What this task involves: Report each line of the listing below that holds "JSON".

Study material:
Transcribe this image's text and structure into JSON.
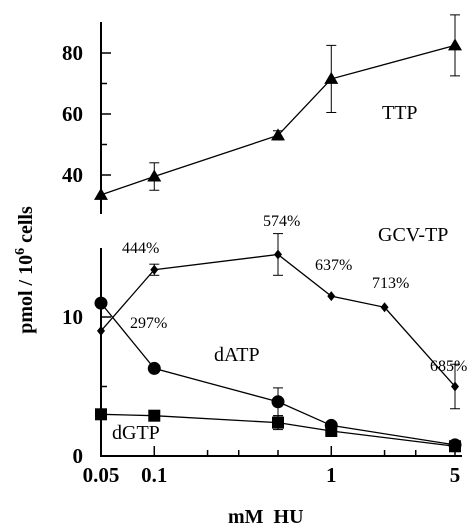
{
  "chart_data": {
    "type": "line",
    "title": "",
    "xlabel": "mM  HU",
    "ylabel": "pmol / 10",
    "ylabel_superscript": "6",
    "ylabel_suffix": " cells",
    "xscale": "log",
    "xlim": [
      0.05,
      5
    ],
    "x_ticks": [
      0.05,
      0.1,
      1,
      5
    ],
    "x_tick_labels": [
      "0.05",
      "0.1",
      "1",
      "5"
    ],
    "y_axis_break": true,
    "upper_panel": {
      "ylim": [
        30,
        90
      ],
      "y_ticks": [
        40,
        60,
        80
      ],
      "y_tick_labels": [
        "40",
        "60",
        "80"
      ]
    },
    "lower_panel": {
      "ylim": [
        0,
        15
      ],
      "y_ticks": [
        0,
        10
      ],
      "y_tick_labels": [
        "0",
        "10"
      ]
    },
    "series": [
      {
        "name": "TTP",
        "panel": "upper",
        "marker": "triangle",
        "x": [
          0.05,
          0.1,
          0.5,
          1,
          5
        ],
        "y": [
          33.5,
          39.5,
          53,
          71.5,
          82.5
        ],
        "err": [
          0,
          4.5,
          1.5,
          11,
          10
        ]
      },
      {
        "name": "GCV-TP",
        "panel": "lower",
        "marker": "diamond",
        "x": [
          0.05,
          0.1,
          0.5,
          1,
          2,
          5
        ],
        "y": [
          9,
          13.4,
          14.5,
          11.5,
          10.7,
          5
        ],
        "err": [
          0,
          0.4,
          1.5,
          0,
          0,
          1.6
        ]
      },
      {
        "name": "dATP",
        "panel": "lower",
        "marker": "circle",
        "x": [
          0.05,
          0.1,
          0.5,
          1,
          5
        ],
        "y": [
          11,
          6.3,
          3.9,
          2.2,
          0.8
        ],
        "err": [
          0,
          0,
          1.0,
          0,
          0
        ]
      },
      {
        "name": "dGTP",
        "panel": "lower",
        "marker": "square",
        "x": [
          0.05,
          0.1,
          0.5,
          1,
          5
        ],
        "y": [
          3,
          2.9,
          2.4,
          1.8,
          0.7
        ],
        "err": [
          0,
          0,
          0.5,
          0,
          0
        ]
      }
    ],
    "annotations": [
      "444%",
      "297%",
      "574%",
      "637%",
      "713%",
      "685%"
    ]
  }
}
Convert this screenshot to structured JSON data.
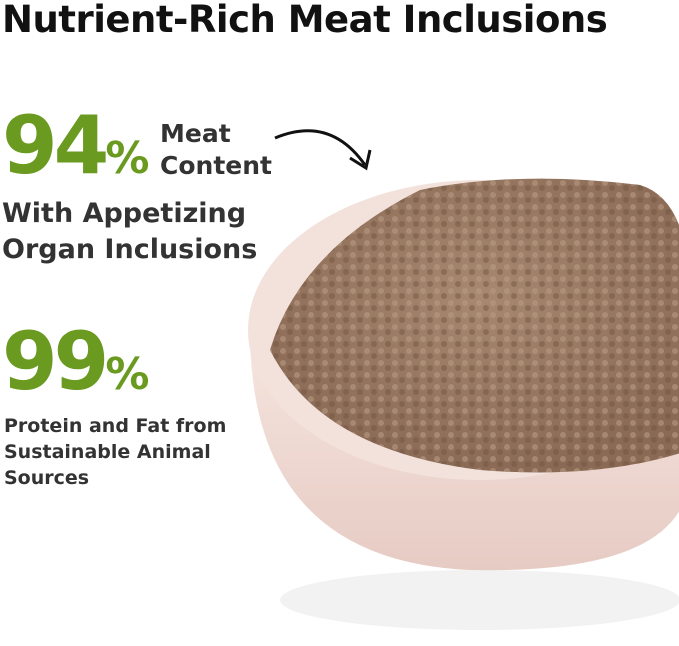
{
  "heading": "Nutrient-Rich Meat Inclusions",
  "stat1": {
    "number": "94",
    "unit": "%",
    "label_line1": "Meat",
    "label_line2": "Content",
    "sub_line1": "With Appetizing",
    "sub_line2": "Organ Inclusions"
  },
  "stat2": {
    "number": "99",
    "unit": "%",
    "line1": "Protein and Fat from",
    "line2": "Sustainable Animal",
    "line3": "Sources"
  },
  "colors": {
    "accent": "#6a9a1f",
    "text": "#333333",
    "bowl": "#f0ddd6",
    "meat": "#9b7a64"
  }
}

Exercise answer:
Transcribe this image's text and structure into JSON.
Convert this screenshot to structured JSON data.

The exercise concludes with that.